• _Exercise_: Note each line where "Вологодская" appears, and copy it.

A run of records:
---------------
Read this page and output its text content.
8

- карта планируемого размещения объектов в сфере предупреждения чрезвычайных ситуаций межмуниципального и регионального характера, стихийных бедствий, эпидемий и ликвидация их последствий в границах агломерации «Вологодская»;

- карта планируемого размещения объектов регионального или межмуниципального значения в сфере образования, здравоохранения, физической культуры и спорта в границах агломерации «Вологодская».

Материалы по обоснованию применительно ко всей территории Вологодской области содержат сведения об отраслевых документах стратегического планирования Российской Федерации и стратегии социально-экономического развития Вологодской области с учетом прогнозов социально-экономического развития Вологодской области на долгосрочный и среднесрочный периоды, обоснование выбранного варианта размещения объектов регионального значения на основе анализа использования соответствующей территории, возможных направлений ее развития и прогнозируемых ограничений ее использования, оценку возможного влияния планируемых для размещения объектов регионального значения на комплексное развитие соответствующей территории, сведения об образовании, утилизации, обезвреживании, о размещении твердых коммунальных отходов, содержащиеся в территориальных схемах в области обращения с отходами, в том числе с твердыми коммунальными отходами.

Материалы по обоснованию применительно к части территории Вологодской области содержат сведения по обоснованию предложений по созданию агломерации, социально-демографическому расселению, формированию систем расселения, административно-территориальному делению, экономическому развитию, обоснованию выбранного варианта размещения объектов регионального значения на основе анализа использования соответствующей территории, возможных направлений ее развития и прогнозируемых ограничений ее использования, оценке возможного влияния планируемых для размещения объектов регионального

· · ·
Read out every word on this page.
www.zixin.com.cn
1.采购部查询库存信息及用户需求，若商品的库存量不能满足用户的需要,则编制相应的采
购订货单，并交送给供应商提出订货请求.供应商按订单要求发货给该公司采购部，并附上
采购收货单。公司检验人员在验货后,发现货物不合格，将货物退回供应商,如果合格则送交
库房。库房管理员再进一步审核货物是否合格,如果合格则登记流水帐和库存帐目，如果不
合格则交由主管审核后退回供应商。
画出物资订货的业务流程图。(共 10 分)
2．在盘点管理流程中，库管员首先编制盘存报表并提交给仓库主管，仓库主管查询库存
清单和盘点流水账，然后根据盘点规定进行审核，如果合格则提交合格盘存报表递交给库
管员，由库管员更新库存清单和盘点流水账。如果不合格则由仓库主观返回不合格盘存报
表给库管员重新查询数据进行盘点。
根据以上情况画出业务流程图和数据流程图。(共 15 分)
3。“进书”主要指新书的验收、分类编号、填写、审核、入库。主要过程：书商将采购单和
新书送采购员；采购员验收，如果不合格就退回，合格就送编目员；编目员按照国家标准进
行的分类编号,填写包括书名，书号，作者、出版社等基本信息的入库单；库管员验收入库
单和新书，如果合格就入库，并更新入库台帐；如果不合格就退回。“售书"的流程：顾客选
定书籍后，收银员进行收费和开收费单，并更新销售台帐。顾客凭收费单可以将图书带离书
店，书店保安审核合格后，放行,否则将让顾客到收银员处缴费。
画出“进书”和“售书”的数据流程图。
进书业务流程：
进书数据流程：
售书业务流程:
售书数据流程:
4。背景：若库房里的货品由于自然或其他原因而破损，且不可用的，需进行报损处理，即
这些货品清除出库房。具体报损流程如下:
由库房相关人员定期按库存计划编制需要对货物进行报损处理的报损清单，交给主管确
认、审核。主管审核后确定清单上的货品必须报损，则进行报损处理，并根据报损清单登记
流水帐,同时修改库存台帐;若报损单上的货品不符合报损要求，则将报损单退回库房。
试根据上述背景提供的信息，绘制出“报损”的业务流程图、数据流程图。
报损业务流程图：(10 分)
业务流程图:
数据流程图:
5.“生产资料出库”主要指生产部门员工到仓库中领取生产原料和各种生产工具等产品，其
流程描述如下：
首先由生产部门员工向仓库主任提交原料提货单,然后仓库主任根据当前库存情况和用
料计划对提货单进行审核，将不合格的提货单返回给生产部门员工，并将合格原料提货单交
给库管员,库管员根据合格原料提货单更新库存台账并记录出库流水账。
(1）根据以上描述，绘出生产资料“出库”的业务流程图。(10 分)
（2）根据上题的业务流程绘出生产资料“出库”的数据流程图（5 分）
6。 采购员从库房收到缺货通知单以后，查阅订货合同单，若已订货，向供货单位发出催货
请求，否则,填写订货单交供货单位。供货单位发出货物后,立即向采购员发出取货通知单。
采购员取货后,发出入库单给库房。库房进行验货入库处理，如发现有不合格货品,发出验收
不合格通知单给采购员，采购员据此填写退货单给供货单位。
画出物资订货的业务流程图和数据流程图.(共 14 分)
---------------
• _Answer to the problem_:
- карта планируемого размещения объектов в сфере предупреждения чрезвычайных ситуаций межмуниципального и регионального характера, стихийных бедствий, эпидемий и ликвидация их последствий в границах агломерации «Вологодская»;
- карта планируемого размещения объектов регионального или межмуниципального значения в сфере образования, здравоохранения, физической культуры и спорта в границах агломерации «Вологодская».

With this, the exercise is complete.